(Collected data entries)
■ ■ ■ ■ ■
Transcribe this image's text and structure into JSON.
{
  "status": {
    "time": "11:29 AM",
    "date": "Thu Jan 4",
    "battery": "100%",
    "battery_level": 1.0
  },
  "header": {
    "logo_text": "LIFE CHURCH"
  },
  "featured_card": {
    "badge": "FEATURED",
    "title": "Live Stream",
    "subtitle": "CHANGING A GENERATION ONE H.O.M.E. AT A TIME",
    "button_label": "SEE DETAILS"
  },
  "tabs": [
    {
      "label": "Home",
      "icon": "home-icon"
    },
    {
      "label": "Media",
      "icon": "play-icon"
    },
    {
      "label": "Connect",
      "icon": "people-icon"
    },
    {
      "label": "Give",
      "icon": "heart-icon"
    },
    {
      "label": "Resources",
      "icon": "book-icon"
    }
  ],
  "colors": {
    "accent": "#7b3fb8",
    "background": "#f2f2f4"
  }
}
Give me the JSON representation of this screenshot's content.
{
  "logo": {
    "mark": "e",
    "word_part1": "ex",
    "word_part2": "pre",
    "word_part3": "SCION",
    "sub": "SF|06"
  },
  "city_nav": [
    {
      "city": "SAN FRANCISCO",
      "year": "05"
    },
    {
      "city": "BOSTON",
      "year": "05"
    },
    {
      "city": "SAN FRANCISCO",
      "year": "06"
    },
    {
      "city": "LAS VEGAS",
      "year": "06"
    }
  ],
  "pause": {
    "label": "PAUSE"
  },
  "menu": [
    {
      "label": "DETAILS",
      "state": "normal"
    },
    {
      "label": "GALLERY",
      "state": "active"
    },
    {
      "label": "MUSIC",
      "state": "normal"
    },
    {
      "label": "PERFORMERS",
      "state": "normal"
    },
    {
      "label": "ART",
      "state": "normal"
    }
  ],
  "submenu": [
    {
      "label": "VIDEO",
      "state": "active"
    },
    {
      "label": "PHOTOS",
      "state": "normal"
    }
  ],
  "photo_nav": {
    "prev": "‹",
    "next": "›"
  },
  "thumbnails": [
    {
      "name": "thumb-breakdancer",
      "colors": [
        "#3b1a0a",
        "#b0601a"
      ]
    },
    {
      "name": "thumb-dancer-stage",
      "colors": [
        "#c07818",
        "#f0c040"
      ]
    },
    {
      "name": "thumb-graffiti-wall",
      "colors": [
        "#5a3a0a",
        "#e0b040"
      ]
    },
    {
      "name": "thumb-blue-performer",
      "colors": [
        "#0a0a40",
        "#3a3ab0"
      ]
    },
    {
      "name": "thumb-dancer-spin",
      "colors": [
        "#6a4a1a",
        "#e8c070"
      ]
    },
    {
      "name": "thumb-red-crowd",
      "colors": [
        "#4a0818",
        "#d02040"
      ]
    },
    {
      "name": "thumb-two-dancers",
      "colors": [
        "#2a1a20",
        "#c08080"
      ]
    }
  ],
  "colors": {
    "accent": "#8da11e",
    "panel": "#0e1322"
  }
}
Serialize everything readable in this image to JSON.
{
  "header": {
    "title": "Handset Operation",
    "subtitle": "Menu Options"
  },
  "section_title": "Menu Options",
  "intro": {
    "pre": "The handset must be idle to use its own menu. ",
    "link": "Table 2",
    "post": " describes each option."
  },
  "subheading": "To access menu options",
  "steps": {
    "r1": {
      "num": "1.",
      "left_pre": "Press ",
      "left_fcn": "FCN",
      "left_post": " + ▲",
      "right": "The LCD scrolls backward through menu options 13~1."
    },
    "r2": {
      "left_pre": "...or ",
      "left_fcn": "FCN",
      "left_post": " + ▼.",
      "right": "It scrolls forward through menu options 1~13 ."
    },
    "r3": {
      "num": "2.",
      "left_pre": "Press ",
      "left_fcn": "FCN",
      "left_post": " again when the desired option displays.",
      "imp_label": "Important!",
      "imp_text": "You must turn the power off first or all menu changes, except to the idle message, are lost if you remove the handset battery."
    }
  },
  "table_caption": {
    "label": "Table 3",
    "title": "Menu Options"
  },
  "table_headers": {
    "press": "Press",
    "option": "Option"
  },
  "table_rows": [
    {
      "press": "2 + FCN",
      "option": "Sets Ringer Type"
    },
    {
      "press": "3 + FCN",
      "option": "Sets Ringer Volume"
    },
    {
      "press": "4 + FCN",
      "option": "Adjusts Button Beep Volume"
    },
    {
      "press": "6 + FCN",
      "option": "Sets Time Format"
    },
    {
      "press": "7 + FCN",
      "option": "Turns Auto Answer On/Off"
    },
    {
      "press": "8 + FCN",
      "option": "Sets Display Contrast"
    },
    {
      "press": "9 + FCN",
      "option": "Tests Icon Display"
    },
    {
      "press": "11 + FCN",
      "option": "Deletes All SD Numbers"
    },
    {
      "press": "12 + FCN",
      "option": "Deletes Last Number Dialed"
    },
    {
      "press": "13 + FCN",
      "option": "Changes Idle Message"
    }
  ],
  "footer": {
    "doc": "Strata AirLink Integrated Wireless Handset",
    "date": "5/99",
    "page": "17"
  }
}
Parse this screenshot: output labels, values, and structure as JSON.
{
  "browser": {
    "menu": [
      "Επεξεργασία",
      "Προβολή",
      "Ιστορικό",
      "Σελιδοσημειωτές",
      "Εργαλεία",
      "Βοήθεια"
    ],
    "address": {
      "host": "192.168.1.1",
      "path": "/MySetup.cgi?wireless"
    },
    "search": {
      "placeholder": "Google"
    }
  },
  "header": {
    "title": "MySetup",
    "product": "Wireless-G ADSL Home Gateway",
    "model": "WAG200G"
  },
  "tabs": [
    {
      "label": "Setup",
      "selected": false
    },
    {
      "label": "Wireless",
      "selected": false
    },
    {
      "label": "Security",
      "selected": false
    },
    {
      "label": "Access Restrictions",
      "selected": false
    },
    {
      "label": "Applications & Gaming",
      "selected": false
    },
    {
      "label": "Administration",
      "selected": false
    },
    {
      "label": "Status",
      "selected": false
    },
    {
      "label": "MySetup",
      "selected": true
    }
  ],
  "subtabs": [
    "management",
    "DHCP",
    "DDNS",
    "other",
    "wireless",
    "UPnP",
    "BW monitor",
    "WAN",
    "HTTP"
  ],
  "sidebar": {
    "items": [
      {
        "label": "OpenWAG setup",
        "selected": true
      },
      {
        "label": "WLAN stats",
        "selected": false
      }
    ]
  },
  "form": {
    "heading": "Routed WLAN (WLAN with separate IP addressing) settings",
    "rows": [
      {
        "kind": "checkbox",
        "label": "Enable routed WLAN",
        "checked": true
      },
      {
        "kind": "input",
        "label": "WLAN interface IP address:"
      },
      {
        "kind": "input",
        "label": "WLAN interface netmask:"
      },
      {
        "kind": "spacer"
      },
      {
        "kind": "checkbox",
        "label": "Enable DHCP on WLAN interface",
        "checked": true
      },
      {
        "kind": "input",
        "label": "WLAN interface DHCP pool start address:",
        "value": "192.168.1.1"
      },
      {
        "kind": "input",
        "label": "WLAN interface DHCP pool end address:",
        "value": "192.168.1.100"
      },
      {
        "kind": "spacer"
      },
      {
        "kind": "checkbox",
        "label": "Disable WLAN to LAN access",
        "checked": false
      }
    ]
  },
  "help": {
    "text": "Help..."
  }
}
■ ■ ■ ■ ■
▸ Given request
In the material above, how many lines hold the word "pool"? Say only the number.

▸ Correct answer
2